- [Prompt] Say how many lines hold the string "tiliga", and nothing more.

- [Input]
((

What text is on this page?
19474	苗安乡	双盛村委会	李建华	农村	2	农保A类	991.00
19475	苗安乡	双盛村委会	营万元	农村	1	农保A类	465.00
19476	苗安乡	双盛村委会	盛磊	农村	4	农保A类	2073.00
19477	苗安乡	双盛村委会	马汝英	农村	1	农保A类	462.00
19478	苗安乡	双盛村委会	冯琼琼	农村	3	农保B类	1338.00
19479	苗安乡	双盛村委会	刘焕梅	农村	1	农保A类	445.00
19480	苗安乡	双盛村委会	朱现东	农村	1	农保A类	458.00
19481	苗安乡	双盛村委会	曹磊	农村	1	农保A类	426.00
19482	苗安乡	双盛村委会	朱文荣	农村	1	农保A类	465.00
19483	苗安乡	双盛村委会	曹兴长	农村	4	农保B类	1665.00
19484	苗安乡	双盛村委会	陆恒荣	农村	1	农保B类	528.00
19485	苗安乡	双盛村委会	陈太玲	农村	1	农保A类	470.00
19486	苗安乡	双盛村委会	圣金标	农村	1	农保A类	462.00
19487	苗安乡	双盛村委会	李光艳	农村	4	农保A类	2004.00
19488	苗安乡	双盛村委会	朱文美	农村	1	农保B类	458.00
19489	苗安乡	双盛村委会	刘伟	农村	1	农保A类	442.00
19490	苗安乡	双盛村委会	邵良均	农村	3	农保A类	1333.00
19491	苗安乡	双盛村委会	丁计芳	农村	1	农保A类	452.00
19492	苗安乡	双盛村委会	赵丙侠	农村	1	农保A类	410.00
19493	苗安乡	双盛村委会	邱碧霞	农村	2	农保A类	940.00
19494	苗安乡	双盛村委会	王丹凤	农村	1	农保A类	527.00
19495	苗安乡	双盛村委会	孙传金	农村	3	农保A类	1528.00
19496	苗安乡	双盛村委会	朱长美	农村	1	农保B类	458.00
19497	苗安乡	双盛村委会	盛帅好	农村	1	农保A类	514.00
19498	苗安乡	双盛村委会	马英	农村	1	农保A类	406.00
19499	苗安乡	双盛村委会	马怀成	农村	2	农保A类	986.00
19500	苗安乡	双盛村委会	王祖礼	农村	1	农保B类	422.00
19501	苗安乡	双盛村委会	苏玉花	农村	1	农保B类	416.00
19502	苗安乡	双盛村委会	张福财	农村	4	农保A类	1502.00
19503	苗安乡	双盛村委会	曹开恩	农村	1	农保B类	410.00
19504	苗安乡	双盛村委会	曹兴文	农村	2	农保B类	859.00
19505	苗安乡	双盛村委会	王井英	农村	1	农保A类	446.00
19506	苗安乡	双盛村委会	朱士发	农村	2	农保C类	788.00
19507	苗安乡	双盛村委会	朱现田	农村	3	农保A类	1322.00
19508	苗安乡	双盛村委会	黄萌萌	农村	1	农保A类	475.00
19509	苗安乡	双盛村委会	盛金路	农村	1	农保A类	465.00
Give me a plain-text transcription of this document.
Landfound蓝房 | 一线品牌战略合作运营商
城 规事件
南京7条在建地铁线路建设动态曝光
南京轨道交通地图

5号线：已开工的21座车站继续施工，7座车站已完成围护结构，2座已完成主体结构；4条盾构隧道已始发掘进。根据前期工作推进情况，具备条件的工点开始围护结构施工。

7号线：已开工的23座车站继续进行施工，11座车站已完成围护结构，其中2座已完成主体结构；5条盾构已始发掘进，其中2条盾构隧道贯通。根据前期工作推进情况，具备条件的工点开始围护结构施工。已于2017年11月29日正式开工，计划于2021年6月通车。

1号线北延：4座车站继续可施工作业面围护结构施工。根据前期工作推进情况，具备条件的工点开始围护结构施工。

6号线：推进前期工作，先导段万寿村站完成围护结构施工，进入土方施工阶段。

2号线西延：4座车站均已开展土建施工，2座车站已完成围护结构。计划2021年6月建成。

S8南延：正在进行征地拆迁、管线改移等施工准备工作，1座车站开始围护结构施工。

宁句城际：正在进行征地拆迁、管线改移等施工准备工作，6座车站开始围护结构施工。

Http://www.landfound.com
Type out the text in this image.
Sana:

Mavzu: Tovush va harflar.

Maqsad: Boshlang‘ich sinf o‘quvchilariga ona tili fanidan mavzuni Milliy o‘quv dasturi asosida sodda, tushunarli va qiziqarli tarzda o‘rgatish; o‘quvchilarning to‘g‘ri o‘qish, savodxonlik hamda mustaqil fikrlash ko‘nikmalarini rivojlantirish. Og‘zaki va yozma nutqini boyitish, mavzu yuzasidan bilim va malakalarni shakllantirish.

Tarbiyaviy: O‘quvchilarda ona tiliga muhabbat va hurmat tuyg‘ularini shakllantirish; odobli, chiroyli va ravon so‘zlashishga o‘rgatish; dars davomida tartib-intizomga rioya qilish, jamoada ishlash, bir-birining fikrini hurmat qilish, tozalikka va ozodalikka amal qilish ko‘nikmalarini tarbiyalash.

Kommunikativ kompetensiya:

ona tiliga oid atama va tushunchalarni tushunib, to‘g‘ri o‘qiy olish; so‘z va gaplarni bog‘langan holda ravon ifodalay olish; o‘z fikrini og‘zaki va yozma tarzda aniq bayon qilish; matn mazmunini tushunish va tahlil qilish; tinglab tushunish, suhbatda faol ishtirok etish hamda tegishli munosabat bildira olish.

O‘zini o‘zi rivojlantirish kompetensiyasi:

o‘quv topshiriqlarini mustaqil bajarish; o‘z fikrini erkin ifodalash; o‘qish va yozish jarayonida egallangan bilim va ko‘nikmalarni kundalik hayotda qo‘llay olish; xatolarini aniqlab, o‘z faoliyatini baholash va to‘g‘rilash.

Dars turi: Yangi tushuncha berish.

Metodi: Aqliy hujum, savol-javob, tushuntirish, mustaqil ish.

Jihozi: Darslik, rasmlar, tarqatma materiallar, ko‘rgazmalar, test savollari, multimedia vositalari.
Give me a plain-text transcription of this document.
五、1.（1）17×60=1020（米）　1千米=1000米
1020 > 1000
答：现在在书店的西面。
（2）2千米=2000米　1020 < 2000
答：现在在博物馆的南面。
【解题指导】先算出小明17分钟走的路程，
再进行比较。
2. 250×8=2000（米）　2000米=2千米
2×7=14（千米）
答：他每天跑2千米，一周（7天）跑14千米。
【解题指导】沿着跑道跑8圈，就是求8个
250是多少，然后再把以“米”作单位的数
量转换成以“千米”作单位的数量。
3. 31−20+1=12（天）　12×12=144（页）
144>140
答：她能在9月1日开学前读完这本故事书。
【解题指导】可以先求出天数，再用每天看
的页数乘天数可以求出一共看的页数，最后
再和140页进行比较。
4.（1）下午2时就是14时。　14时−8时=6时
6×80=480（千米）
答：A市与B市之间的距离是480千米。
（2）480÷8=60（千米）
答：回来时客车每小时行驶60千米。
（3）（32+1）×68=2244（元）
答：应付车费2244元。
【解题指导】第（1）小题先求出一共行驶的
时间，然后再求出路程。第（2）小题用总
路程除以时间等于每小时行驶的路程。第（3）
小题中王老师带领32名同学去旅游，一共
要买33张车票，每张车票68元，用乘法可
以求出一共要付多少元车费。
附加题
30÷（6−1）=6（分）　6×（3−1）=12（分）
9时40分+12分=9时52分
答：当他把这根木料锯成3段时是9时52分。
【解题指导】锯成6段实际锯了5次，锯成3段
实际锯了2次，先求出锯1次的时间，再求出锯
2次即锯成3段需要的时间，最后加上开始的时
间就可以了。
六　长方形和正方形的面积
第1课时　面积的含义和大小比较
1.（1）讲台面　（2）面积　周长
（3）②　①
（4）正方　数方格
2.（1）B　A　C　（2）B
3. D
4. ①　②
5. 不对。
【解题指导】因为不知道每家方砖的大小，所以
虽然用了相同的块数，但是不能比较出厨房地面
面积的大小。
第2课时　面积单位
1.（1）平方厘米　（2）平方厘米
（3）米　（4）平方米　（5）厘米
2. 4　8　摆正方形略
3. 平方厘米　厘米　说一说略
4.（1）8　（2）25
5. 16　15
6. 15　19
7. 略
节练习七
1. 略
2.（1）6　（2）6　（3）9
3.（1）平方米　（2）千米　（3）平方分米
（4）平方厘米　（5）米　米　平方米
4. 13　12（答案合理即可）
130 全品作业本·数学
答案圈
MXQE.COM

))

- [Problem solution] 2